Part of a data file:
****
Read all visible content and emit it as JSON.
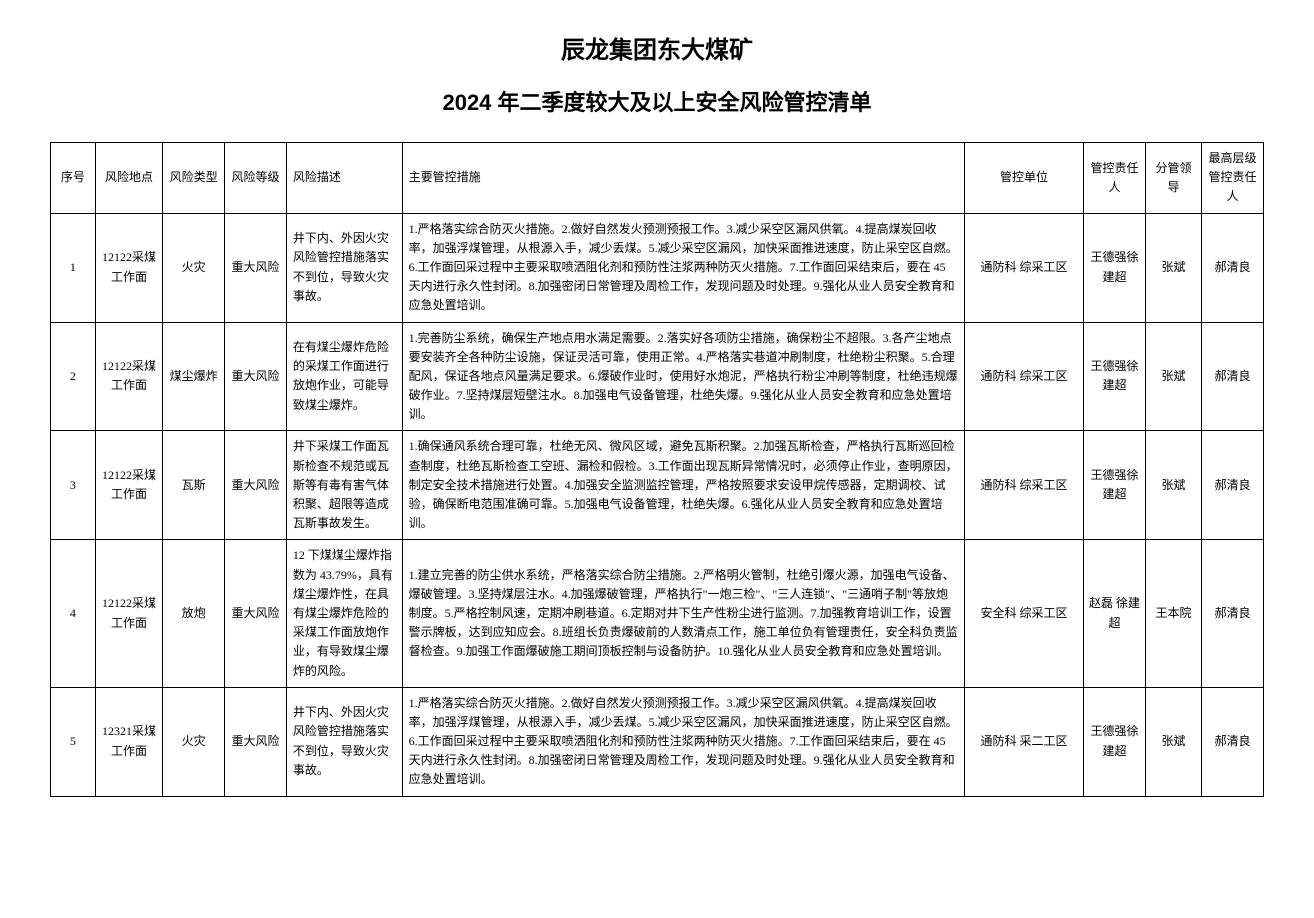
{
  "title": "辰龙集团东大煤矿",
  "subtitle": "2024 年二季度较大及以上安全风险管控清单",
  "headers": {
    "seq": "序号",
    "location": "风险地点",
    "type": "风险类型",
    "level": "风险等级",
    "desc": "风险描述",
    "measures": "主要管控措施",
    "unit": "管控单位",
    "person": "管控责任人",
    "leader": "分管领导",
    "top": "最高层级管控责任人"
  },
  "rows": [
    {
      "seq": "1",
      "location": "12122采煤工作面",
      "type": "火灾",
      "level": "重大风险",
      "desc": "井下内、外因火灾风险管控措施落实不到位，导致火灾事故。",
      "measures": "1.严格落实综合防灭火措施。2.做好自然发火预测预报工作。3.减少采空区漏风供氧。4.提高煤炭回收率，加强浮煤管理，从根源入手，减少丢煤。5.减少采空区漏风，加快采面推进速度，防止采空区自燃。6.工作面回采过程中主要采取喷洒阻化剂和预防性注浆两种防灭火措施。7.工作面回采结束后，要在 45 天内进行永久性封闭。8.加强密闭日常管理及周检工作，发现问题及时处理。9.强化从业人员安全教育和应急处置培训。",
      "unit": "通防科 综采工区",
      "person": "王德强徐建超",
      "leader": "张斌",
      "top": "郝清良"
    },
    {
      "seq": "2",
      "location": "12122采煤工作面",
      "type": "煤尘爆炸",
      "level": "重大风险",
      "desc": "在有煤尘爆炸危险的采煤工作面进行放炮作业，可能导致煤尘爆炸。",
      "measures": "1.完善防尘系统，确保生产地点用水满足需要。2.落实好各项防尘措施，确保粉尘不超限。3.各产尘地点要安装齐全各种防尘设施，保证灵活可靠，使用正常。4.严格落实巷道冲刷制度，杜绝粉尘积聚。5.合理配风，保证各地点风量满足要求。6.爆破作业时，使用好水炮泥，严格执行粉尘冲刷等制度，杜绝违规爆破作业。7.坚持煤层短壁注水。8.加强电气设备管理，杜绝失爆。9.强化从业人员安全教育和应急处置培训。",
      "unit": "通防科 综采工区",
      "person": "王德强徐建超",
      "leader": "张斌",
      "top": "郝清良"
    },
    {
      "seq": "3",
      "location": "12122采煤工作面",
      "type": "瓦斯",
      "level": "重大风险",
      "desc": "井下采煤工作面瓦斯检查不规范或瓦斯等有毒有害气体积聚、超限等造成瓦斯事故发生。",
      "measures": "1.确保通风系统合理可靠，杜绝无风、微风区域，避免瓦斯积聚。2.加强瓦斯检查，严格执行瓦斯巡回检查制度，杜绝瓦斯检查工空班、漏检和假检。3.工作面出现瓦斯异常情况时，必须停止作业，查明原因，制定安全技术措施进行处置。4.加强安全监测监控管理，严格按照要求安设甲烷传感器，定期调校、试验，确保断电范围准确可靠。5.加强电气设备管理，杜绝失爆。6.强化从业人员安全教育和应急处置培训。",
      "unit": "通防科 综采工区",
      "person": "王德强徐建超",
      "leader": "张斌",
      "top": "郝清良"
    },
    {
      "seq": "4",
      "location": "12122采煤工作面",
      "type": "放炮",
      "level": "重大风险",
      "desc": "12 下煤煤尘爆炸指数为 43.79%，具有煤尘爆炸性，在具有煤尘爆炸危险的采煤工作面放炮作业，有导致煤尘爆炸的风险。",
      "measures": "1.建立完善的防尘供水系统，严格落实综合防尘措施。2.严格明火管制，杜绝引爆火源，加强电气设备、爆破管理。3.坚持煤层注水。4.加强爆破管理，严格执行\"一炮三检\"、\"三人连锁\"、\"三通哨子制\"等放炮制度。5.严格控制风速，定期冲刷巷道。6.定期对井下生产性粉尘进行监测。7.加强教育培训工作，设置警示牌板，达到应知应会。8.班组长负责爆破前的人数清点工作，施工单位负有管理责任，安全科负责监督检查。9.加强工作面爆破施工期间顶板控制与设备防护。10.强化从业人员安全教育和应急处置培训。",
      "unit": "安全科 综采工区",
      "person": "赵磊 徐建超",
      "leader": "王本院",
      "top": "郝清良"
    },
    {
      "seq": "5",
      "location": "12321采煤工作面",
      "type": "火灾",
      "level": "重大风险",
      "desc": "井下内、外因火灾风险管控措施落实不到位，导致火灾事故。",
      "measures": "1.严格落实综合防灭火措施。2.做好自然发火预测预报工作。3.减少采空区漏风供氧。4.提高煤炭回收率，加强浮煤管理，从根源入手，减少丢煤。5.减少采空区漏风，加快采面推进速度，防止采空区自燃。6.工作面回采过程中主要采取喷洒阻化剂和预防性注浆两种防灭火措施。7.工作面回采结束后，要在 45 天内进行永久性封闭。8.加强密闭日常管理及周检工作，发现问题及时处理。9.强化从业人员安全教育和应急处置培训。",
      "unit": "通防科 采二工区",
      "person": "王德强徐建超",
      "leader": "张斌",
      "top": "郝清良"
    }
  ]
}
****
# EXERCISE BRIEF
Return every line in the listing that contains the word "杜绝失爆".

# THE RESULT
      "measures": "1.完善防尘系统，确保生产地点用水满足需要。2.落实好各项防尘措施，确保粉尘不超限。3.各产尘地点要安装齐全各种防尘设施，保证灵活可靠，使用正常。4.严格落实巷道冲刷制度，杜绝粉尘积聚。5.合理配风，保证各地点风量满足要求。6.爆破作业时，使用好水炮泥，严格执行粉尘冲刷等制度，杜绝违规爆破作业。7.坚持煤层短壁注水。8.加强电气设备管理，杜绝失爆。9.强化从业人员安全教育和应急处置培训。",
      "measures": "1.确保通风系统合理可靠，杜绝无风、微风区域，避免瓦斯积聚。2.加强瓦斯检查，严格执行瓦斯巡回检查制度，杜绝瓦斯检查工空班、漏检和假检。3.工作面出现瓦斯异常情况时，必须停止作业，查明原因，制定安全技术措施进行处置。4.加强安全监测监控管理，严格按照要求安设甲烷传感器，定期调校、试验，确保断电范围准确可靠。5.加强电气设备管理，杜绝失爆。6.强化从业人员安全教育和应急处置培训。",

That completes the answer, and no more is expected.